> [What the task asks]: Answer with the number of lines in the listing below that contain the word "须承诺确保连续", and nothing else.

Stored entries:
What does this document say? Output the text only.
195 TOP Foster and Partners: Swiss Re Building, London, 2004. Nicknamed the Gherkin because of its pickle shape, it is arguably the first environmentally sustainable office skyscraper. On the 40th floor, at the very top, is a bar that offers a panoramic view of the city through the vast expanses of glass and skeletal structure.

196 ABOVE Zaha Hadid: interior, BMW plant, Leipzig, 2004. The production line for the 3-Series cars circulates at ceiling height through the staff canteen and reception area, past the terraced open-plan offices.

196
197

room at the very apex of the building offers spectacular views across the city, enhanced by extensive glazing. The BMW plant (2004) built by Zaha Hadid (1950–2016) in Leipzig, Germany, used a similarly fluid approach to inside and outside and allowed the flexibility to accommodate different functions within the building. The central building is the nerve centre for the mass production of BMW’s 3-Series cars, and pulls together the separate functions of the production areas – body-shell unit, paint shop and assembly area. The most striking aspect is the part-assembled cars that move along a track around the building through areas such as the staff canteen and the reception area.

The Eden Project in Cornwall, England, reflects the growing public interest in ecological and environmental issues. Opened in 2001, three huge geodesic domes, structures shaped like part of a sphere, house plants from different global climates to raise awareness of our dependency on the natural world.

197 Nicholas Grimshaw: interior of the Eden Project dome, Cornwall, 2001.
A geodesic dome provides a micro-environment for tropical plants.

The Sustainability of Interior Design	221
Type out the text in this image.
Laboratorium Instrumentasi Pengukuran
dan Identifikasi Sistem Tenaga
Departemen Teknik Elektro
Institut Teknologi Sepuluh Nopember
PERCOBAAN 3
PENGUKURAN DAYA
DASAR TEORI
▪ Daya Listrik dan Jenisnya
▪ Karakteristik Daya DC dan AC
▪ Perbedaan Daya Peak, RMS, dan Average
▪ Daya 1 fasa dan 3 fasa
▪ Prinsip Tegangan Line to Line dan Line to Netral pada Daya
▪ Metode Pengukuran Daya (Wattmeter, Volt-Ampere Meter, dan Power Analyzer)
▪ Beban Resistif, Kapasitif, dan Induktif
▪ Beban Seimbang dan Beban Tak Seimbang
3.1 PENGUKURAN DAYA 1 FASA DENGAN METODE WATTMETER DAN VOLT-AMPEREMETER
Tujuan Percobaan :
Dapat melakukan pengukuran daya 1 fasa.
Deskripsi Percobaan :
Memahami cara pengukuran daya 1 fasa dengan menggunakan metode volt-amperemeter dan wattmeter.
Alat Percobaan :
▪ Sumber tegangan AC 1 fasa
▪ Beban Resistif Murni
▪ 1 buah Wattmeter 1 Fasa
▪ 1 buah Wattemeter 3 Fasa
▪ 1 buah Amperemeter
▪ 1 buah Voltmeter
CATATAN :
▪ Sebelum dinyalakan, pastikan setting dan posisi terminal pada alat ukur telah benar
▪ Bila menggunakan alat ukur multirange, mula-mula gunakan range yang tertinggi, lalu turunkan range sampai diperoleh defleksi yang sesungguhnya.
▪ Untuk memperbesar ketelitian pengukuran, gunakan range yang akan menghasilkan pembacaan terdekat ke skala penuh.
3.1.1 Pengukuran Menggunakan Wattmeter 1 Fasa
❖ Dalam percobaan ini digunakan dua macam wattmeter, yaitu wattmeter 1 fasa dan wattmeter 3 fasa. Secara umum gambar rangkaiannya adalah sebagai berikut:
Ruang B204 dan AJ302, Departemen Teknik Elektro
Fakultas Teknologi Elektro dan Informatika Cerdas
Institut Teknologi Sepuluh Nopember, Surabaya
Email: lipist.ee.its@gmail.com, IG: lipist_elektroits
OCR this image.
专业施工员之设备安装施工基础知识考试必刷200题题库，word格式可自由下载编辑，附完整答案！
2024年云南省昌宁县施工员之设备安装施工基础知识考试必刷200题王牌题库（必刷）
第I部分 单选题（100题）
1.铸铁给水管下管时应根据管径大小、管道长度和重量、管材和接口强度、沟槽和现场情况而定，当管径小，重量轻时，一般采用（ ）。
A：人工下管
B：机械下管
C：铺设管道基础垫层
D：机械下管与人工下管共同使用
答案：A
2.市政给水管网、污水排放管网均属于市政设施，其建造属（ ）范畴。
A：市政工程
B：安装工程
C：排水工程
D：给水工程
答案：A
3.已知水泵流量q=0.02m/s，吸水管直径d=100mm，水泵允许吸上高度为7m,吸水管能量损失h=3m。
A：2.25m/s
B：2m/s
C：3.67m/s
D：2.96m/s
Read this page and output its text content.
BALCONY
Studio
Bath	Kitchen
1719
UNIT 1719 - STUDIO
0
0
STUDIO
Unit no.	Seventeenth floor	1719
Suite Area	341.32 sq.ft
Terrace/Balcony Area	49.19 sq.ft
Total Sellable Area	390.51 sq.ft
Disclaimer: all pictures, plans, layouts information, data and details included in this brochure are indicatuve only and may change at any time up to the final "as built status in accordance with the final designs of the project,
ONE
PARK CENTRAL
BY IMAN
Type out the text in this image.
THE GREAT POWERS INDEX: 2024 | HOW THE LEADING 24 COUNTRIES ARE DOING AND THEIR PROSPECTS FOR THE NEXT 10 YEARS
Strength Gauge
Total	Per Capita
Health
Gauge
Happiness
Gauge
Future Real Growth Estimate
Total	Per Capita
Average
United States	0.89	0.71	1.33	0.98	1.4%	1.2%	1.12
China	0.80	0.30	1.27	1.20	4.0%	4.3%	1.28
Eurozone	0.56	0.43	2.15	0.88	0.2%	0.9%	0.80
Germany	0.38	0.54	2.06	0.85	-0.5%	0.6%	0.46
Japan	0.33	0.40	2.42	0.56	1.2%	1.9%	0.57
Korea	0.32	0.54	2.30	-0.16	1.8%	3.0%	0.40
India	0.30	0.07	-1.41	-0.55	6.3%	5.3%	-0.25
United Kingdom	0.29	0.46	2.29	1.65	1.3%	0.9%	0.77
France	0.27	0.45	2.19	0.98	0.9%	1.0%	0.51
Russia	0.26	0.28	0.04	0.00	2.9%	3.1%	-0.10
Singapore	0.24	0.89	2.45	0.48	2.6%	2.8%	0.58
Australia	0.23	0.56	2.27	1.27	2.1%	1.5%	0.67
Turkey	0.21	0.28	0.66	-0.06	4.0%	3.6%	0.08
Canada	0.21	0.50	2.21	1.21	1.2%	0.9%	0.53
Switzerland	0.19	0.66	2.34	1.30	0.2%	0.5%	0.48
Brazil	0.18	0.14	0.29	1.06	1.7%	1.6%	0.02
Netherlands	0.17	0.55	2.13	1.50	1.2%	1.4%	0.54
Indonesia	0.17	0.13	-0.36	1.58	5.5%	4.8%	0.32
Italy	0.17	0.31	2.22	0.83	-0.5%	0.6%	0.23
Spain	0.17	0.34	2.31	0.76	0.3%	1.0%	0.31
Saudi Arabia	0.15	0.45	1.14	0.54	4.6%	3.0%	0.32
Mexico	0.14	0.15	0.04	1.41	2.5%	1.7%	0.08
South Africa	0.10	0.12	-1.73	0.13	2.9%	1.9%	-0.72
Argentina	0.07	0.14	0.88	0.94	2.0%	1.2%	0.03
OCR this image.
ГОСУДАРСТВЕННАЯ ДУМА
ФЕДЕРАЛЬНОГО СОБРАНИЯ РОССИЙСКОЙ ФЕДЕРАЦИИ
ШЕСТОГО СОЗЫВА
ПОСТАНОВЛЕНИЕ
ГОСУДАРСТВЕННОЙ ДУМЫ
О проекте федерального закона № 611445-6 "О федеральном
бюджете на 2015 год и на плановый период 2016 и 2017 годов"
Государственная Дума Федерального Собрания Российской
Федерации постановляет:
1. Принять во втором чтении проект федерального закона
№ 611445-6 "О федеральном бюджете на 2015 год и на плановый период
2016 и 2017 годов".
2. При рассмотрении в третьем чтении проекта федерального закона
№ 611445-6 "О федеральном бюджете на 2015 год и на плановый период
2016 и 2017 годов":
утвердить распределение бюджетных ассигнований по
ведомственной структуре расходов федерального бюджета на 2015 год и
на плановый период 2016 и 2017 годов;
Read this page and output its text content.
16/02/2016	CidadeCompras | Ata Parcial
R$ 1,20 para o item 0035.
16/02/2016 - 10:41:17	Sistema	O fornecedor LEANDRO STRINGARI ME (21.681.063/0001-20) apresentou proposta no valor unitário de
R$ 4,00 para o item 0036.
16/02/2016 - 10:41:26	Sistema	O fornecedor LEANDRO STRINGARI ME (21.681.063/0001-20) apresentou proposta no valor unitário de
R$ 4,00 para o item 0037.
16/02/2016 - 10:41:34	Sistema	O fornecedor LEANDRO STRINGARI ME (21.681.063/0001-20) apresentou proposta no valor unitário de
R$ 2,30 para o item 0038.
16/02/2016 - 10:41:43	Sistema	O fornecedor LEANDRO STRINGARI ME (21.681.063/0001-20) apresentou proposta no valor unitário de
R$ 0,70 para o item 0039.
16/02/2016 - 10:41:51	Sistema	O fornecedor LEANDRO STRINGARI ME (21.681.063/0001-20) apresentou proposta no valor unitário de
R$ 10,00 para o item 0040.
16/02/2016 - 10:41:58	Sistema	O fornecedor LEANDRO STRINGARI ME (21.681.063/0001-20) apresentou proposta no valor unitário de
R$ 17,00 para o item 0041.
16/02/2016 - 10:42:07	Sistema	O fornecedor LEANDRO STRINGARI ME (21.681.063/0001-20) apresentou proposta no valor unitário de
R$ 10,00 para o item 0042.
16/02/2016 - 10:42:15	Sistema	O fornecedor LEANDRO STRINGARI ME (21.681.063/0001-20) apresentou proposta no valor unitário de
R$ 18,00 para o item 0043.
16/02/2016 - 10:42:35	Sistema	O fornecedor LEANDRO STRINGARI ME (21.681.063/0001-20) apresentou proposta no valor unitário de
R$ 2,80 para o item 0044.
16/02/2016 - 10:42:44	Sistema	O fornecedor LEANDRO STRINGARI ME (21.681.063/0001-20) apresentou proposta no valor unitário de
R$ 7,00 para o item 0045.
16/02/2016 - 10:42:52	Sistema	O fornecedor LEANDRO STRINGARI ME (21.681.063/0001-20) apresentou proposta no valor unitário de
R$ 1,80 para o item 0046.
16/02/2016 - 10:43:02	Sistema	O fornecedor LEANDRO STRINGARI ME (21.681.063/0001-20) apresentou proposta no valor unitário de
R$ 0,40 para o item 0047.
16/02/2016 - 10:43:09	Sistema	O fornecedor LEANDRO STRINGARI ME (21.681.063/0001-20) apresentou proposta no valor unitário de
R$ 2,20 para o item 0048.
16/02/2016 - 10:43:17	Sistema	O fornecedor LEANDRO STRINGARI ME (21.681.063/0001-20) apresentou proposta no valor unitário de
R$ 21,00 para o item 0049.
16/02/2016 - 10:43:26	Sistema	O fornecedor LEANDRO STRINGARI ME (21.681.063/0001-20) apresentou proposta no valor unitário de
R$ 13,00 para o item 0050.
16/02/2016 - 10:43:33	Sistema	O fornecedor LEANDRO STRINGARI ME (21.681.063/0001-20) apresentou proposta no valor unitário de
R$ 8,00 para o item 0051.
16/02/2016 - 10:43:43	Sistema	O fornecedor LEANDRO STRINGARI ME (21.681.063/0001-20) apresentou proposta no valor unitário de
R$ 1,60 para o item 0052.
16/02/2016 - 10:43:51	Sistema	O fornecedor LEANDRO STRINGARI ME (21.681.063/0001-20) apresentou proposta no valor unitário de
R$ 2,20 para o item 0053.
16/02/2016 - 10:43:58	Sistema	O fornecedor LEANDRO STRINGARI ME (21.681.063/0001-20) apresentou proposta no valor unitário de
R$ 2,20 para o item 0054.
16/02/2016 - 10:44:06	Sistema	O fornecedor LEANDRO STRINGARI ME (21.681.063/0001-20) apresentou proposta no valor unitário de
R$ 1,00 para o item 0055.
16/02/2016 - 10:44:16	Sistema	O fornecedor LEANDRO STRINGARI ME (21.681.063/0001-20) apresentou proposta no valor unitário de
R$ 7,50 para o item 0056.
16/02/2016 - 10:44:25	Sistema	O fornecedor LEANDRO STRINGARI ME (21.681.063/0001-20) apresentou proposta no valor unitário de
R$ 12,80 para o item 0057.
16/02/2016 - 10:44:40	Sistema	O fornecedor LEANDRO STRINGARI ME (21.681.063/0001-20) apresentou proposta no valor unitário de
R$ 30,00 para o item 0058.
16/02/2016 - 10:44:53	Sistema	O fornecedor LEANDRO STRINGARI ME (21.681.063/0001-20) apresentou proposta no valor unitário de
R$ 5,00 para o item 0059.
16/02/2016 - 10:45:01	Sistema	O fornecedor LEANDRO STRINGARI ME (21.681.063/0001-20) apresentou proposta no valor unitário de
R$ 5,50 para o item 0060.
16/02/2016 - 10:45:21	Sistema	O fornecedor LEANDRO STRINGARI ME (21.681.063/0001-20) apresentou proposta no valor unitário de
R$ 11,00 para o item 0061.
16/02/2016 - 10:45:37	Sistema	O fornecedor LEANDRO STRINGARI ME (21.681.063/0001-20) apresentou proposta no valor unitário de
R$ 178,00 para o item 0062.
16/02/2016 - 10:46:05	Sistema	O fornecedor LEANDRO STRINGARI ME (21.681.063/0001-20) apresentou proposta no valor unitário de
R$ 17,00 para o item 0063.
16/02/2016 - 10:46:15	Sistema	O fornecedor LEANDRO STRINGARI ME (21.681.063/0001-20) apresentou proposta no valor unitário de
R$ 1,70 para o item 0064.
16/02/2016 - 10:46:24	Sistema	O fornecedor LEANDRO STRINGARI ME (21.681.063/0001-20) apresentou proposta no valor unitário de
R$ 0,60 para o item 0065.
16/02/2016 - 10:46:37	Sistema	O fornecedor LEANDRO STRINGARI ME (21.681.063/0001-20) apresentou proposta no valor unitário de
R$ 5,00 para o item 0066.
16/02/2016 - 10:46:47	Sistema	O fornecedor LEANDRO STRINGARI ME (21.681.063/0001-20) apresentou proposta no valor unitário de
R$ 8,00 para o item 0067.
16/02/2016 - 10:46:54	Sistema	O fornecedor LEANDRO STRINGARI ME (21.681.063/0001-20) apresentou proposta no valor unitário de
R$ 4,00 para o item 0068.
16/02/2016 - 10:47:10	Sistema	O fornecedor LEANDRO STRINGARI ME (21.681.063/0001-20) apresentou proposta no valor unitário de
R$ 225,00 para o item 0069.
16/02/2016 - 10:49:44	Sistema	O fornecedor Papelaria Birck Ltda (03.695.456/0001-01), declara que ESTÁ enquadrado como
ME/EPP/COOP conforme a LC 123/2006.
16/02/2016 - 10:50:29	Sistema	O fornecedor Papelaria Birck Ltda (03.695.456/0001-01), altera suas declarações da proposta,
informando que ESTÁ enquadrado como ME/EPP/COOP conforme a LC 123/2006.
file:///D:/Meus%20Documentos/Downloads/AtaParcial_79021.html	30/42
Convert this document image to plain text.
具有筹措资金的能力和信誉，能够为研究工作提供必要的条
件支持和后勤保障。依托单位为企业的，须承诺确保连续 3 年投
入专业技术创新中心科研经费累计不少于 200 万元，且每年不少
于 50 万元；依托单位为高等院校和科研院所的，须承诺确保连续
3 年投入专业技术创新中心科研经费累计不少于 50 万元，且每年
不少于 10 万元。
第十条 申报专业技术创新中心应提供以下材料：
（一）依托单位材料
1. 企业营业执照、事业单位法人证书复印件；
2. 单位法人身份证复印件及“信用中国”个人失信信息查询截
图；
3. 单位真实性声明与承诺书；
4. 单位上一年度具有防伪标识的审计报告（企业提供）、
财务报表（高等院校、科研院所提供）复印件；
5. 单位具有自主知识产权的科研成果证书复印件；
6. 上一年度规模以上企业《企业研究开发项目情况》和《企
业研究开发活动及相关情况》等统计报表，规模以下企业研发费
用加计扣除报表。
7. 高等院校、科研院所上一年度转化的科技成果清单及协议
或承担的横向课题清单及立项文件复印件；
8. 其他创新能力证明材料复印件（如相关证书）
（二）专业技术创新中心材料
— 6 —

> [Response]: 2